[BEGIN DATA EXCERPTS]
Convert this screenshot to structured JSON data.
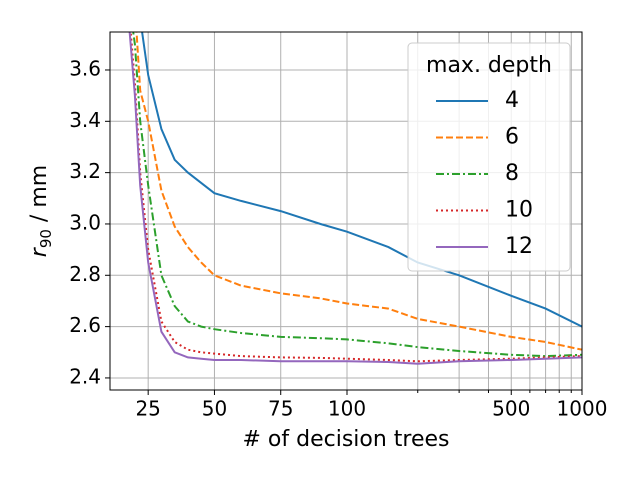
{
  "chart_data": {
    "type": "line",
    "xlabel": "# of decision trees",
    "ylabel": {
      "symbol": "r",
      "subscript": "90",
      "unit": " / mm"
    },
    "legend_title": "max. depth",
    "legend_position": "upper right",
    "grid": true,
    "xscale": "linear-log",
    "xlinthresh": 100,
    "xlim": [
      10.6,
      1000
    ],
    "xticks": [
      25,
      50,
      75,
      100,
      500,
      1000
    ],
    "xminor": [
      200,
      300,
      400,
      600,
      700,
      800,
      900
    ],
    "ylim": [
      2.353,
      3.748
    ],
    "yticks": [
      {
        "value": 2.4,
        "label": "2.4"
      },
      {
        "value": 2.6,
        "label": "2.6"
      },
      {
        "value": 2.8,
        "label": "2.8"
      },
      {
        "value": 3.0,
        "label": "3.0"
      },
      {
        "value": 3.2,
        "label": "3.2"
      },
      {
        "value": 3.4,
        "label": "3.4"
      },
      {
        "value": 3.6,
        "label": "3.6"
      }
    ],
    "x": [
      18,
      20,
      22,
      25,
      30,
      35,
      40,
      45,
      50,
      60,
      75,
      90,
      100,
      150,
      200,
      300,
      500,
      700,
      1000
    ],
    "series": [
      {
        "name": "4",
        "color": "#1f77b4",
        "linestyle": "solid",
        "values": [
          null,
          null,
          3.8,
          3.58,
          3.37,
          3.25,
          3.2,
          3.16,
          3.12,
          3.09,
          3.05,
          3.0,
          2.97,
          2.91,
          2.85,
          2.8,
          2.72,
          2.67,
          2.6
        ]
      },
      {
        "name": "6",
        "color": "#ff7f0e",
        "linestyle": "dashed",
        "values": [
          null,
          3.85,
          3.52,
          3.4,
          3.13,
          2.99,
          2.91,
          2.85,
          2.8,
          2.76,
          2.73,
          2.71,
          2.69,
          2.67,
          2.63,
          2.6,
          2.56,
          2.54,
          2.51
        ]
      },
      {
        "name": "8",
        "color": "#2ca02c",
        "linestyle": "dashdot",
        "values": [
          3.85,
          3.7,
          3.4,
          3.15,
          2.8,
          2.68,
          2.62,
          2.6,
          2.59,
          2.575,
          2.56,
          2.555,
          2.55,
          2.535,
          2.52,
          2.505,
          2.49,
          2.485,
          2.49
        ]
      },
      {
        "name": "10",
        "color": "#d62728",
        "linestyle": "dotted",
        "values": [
          3.8,
          3.55,
          3.2,
          2.9,
          2.62,
          2.54,
          2.51,
          2.5,
          2.495,
          2.485,
          2.48,
          2.478,
          2.475,
          2.47,
          2.465,
          2.47,
          2.475,
          2.48,
          2.485
        ]
      },
      {
        "name": "12",
        "color": "#9467bd",
        "linestyle": "solid",
        "values": [
          3.75,
          3.5,
          3.15,
          2.85,
          2.58,
          2.5,
          2.48,
          2.475,
          2.47,
          2.47,
          2.465,
          2.465,
          2.465,
          2.462,
          2.455,
          2.465,
          2.47,
          2.475,
          2.48
        ]
      }
    ]
  }
}
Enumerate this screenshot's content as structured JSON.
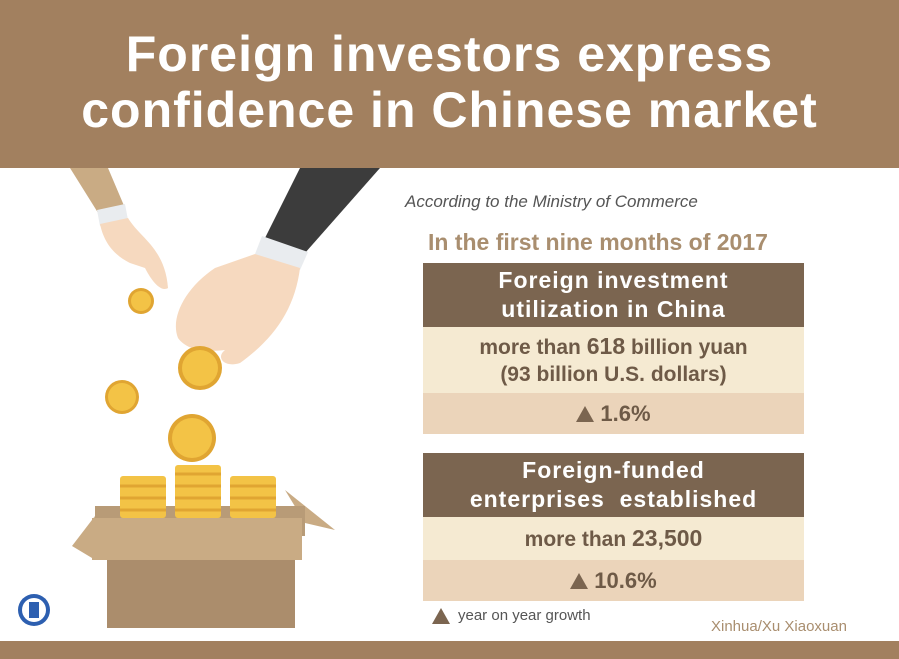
[END DATA EXCERPTS]
**TASK STATEMENT:**
Every line is to be duplicated exactly, though pictures stay out.

**CORRECT ANSWER:**
Convert this screenshot to structured JSON data.
{
  "chart_data": {
    "type": "line",
    "xlabel": "# of decision trees",
    "ylabel": {
      "symbol": "r",
      "subscript": "90",
      "unit": " / mm"
    },
    "legend_title": "max. depth",
    "legend_position": "upper right",
    "grid": true,
    "xscale": "linear-log",
    "xlinthresh": 100,
    "xlim": [
      10.6,
      1000
    ],
    "xticks": [
      25,
      50,
      75,
      100,
      500,
      1000
    ],
    "xminor": [
      200,
      300,
      400,
      600,
      700,
      800,
      900
    ],
    "ylim": [
      2.353,
      3.748
    ],
    "yticks": [
      {
        "value": 2.4,
        "label": "2.4"
      },
      {
        "value": 2.6,
        "label": "2.6"
      },
      {
        "value": 2.8,
        "label": "2.8"
      },
      {
        "value": 3.0,
        "label": "3.0"
      },
      {
        "value": 3.2,
        "label": "3.2"
      },
      {
        "value": 3.4,
        "label": "3.4"
      },
      {
        "value": 3.6,
        "label": "3.6"
      }
    ],
    "x": [
      18,
      20,
      22,
      25,
      30,
      35,
      40,
      45,
      50,
      60,
      75,
      90,
      100,
      150,
      200,
      300,
      500,
      700,
      1000
    ],
    "series": [
      {
        "name": "4",
        "color": "#1f77b4",
        "linestyle": "solid",
        "values": [
          null,
          null,
          3.8,
          3.58,
          3.37,
          3.25,
          3.2,
          3.16,
          3.12,
          3.09,
          3.05,
          3.0,
          2.97,
          2.91,
          2.85,
          2.8,
          2.72,
          2.67,
          2.6
        ]
      },
      {
        "name": "6",
        "color": "#ff7f0e",
        "linestyle": "dashed",
        "values": [
          null,
          3.85,
          3.52,
          3.4,
          3.13,
          2.99,
          2.91,
          2.85,
          2.8,
          2.76,
          2.73,
          2.71,
          2.69,
          2.67,
          2.63,
          2.6,
          2.56,
          2.54,
          2.51
        ]
      },
      {
        "name": "8",
        "color": "#2ca02c",
        "linestyle": "dashdot",
        "values": [
          3.85,
          3.7,
          3.4,
          3.15,
          2.8,
          2.68,
          2.62,
          2.6,
          2.59,
          2.575,
          2.56,
          2.555,
          2.55,
          2.535,
          2.52,
          2.505,
          2.49,
          2.485,
          2.49
        ]
      },
      {
        "name": "10",
        "color": "#d62728",
        "linestyle": "dotted",
        "values": [
          3.8,
          3.55,
          3.2,
          2.9,
          2.62,
          2.54,
          2.51,
          2.5,
          2.495,
          2.485,
          2.48,
          2.478,
          2.475,
          2.47,
          2.465,
          2.47,
          2.475,
          2.48,
          2.485
        ]
      },
      {
        "name": "12",
        "color": "#9467bd",
        "linestyle": "solid",
        "values": [
          3.75,
          3.5,
          3.15,
          2.85,
          2.58,
          2.5,
          2.48,
          2.475,
          2.47,
          2.47,
          2.465,
          2.465,
          2.465,
          2.462,
          2.455,
          2.465,
          2.47,
          2.475,
          2.48
        ]
      }
    ]
  }
}
Enumerate this screenshot's content as structured JSON.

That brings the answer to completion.